## EXERCISE BRIEF
Below are records. Copy every line with "document" in it.

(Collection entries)
━━━━━━━━━━

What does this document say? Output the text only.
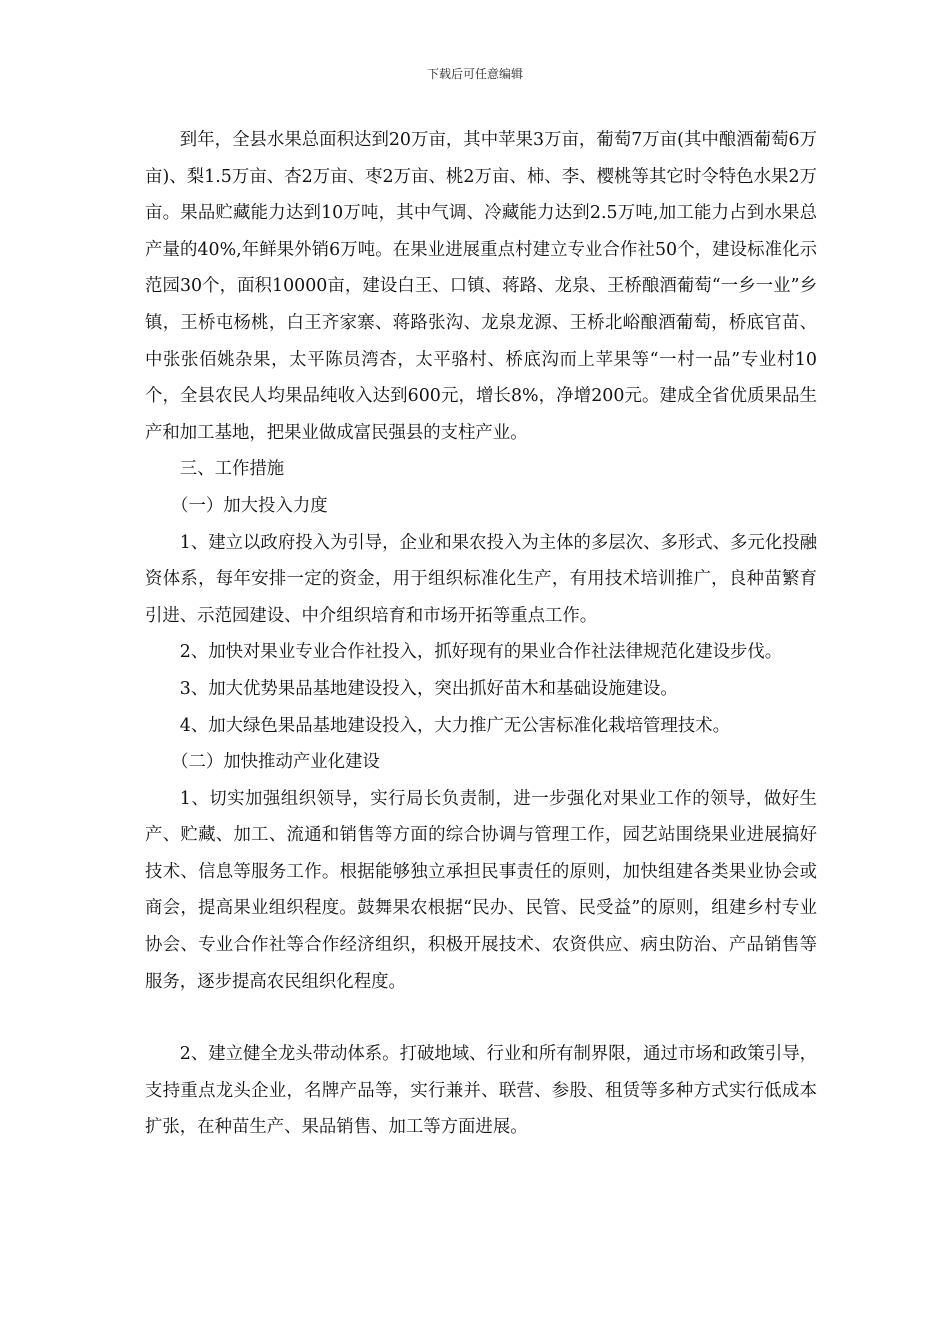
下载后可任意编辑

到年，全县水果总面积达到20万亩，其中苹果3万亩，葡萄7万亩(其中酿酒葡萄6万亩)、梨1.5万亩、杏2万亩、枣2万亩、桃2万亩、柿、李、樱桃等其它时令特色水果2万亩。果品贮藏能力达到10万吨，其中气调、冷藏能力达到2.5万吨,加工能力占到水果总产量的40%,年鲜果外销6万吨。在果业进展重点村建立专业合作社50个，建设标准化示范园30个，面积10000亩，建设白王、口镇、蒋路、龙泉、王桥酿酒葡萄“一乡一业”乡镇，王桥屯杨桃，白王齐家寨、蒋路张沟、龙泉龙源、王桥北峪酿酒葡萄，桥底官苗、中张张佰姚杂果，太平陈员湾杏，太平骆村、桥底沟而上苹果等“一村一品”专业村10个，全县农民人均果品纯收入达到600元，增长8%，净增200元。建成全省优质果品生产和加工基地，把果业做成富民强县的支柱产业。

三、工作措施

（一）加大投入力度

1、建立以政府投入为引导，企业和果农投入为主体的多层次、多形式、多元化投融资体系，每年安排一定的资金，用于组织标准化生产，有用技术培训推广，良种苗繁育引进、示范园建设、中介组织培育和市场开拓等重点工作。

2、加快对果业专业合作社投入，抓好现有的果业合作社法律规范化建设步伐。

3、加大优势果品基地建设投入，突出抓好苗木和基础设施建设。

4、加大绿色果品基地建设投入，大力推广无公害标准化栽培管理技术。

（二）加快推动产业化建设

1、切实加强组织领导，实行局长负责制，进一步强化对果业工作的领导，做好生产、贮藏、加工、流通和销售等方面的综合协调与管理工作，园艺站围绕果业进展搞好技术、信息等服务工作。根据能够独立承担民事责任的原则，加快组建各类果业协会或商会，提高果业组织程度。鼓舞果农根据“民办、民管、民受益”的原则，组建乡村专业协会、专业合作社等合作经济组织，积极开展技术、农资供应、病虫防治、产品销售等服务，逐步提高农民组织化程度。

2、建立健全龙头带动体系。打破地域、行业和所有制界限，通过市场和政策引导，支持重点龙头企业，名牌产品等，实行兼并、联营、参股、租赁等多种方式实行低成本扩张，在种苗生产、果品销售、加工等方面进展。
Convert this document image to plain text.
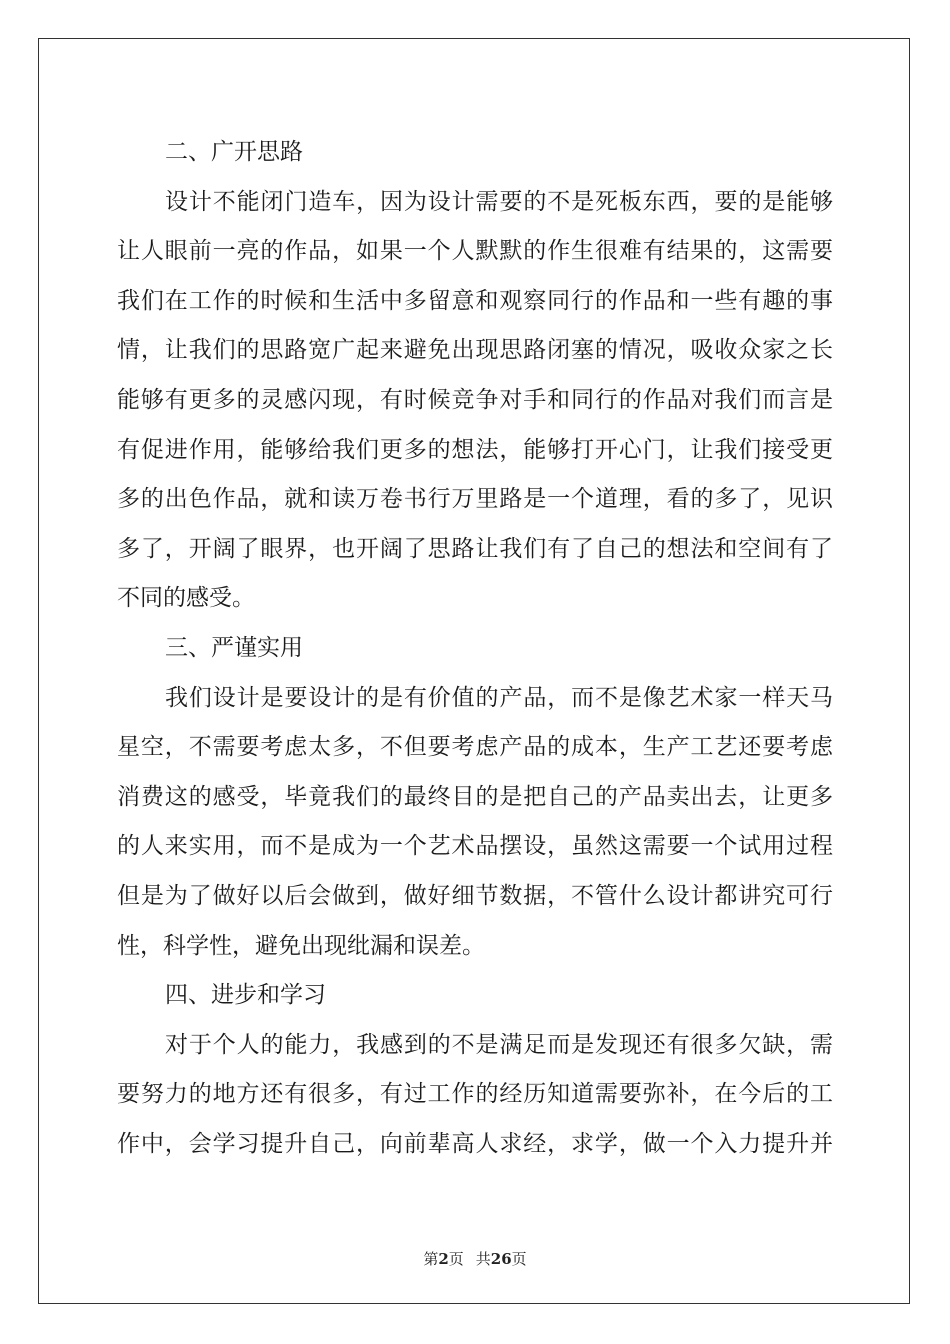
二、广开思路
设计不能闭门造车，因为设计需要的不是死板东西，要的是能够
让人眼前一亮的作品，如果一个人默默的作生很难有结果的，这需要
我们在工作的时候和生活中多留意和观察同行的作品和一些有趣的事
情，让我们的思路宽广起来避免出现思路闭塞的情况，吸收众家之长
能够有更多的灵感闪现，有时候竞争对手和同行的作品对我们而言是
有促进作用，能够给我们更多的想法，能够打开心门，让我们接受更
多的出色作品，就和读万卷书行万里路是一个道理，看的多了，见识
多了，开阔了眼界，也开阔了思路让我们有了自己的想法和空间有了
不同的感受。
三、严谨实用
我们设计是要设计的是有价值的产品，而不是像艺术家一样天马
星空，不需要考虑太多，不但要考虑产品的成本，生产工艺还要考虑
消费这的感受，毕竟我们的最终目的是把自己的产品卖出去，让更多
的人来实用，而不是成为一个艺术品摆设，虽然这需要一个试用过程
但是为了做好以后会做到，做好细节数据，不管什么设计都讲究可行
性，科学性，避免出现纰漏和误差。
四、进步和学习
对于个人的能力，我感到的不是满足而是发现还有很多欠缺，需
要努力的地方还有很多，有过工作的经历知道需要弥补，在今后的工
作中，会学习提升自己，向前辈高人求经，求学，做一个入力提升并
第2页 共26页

━━━━━━━━━━

## SOLUTION TO THE PROBLEM
What does this document say? Output the text only.
Convert this document image to plain text.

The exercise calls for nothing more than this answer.